Today In Wrestling History 8/14: CM Punk Screwed By Kevin Nash, Final Wrestling Challenge, & More
* 20 years ago in 1995, the WWF held a TV taping at the Worcester, Massachusetts for most of its TV shows other than Superstars. With the U.S. Open messing up the USA Network schedule and Wrestling Challenge being removed from syndication, it made sense t do a combined taping for once.
The live Raw show was largely uneventful, though it featured a fun main event in Shawn Michaels vs. Jerry Lawler. The most memorable moment came in the opener, where Waylon Mercy (Dan Spivey doing a gimmick similar to Bray Wyatt) defeated Doink the Clown in a squash match. Doink had been off TV for months and the fans did NOT want to see him, so they chanted "KILL THE CLOWN!" throughout and popped huge when Mercy finished Doink off with the sleeper hold.
The big angle of the show was shot for the next week's episode of Raw. Men on a Mission challenged The Allied Powers (Lex Luger and "British Bulldog" Davey Boy Smith) to wrestle thm in the main event. Luger wasn't there, so WWF Champion Diesel volunteered to team up with Davey Boy. Early in the match, Davey Boy calmly entered in the ring and clotheslined Diesel, ending the match and leading to a three on one attack. He stayed a heel for the rest of his WWF stint (with the exception of matches in Canada and Europe in 1997) and parlayed the turn into being a main event level wrestler with WWF Championship shots at Diesel, Bret Hart, and Shawn Michaels.
Also on the taping, they taped a few squash matches for WWF Mania, as well as two Action Zone main events (Action Zone was usually Wrestling Challenge minus local promos plus a fresh main event). Diesel and Shawn Michaels defeated Men on a Mission in an international exclusive (U.S. Open coverage cut the September 10th show to 30 minutes) while Barry Horowitz defeated Hakushi thanks to botched interference from the Bodydonnas. Hakushi turned babyface, which was a welcome change from feuding with Bret Hart because Jerry Lawler accused Hart of being racist towards Japanese people.
Finally, they also taped the final episode of Wrestling Challenge (known as WWF Cavalcade in Canada) that night, with the show airing in syndication during the last weekend of the month. After nine years on the air (longer if you count All-Star Wrestling, the show it replaced), it was a pretty uneventful ending, with no content of note, That's kind of apropos for Wrestling Challenge (and the syndicated B-show slot in general), though. Most of the angles, title changes, etc. were shot on the A-show, Superstars (previously Superstars of Wrestling and Championship Wrestling) and recapped on Challenge. If something DID happen on Challenge, it was usually on one of the Piper's Pit style interview segments, like The Snake Pit or The Barber Shop.

Document layout analysis data:

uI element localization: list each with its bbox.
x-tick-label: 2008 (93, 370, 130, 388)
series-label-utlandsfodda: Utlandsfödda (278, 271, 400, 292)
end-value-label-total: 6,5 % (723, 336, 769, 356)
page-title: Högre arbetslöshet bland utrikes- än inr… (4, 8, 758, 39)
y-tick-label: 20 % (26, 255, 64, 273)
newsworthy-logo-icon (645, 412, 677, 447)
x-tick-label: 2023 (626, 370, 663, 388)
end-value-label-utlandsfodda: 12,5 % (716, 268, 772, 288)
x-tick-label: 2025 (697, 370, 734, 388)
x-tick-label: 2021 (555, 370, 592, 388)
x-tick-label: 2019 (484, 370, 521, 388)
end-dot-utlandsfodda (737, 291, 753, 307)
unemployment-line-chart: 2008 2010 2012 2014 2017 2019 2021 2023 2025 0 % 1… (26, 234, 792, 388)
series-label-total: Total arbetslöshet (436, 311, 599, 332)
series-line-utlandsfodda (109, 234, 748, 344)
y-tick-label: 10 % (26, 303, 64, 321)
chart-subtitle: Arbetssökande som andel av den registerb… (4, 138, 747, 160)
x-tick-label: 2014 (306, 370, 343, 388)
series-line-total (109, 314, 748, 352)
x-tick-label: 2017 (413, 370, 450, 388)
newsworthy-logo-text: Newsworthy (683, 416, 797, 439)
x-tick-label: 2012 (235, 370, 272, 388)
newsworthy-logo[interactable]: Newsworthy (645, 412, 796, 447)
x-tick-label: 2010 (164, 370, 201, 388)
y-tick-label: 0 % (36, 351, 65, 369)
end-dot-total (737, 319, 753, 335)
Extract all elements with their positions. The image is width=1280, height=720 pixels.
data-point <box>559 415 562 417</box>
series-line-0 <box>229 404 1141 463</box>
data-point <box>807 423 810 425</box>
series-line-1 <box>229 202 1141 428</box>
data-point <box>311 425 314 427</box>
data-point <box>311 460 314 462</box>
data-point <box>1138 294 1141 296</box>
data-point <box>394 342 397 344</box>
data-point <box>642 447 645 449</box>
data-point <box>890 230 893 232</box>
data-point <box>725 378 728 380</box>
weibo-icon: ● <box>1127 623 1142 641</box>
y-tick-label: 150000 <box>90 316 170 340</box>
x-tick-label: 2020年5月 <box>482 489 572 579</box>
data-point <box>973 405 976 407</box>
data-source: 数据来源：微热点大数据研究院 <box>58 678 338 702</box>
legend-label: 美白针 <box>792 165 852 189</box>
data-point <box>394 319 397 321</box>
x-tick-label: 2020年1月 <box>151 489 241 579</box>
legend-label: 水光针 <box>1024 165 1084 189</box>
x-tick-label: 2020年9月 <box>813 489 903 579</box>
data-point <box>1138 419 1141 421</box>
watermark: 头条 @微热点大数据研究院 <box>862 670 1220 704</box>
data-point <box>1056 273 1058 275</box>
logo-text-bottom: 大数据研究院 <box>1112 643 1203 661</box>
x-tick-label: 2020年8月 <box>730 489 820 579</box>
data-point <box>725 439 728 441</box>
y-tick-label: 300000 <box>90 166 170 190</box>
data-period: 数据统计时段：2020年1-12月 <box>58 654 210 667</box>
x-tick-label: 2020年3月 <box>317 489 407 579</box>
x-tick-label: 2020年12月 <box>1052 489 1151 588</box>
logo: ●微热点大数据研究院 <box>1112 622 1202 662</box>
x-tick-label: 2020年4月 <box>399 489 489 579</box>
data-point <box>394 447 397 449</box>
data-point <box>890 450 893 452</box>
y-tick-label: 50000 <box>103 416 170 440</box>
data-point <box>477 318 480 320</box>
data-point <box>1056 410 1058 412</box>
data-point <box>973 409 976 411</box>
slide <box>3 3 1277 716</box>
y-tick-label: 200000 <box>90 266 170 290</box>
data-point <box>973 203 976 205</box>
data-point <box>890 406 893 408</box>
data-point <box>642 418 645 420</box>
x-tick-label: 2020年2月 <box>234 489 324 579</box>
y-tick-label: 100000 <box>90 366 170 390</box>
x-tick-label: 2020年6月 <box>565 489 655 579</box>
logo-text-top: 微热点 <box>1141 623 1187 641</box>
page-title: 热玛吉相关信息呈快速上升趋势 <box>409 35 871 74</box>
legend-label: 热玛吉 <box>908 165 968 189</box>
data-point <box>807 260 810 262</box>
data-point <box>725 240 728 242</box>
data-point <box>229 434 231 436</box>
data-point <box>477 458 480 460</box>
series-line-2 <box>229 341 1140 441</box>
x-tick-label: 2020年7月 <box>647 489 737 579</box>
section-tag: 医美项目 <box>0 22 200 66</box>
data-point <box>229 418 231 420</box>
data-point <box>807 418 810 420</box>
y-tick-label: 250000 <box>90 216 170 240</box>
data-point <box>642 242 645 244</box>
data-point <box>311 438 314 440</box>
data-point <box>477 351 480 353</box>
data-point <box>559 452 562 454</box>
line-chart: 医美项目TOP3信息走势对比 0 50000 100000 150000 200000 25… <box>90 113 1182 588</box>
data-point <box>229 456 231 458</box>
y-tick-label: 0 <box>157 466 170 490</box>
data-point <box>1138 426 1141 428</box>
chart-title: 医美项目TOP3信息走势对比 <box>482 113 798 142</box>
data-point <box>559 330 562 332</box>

▶ **ACTIVITY**
Can you copy the wrestling history article word for word, from "Today In Wrestling" to "taping for once."?

▶ **SOLUTION FOR THIS TASK**
Today In Wrestling History 8/14: CM Punk Screwed By Kevin Nash, Final Wrestling Challenge, & More
* 20 years ago in 1995, the WWF held a TV taping at the Worcester, Massachusetts for most of its TV shows other than Superstars. With the U.S. Open messing up the USA Network schedule and Wrestling Challenge being removed from syndication, it made sense t do a combined taping for once.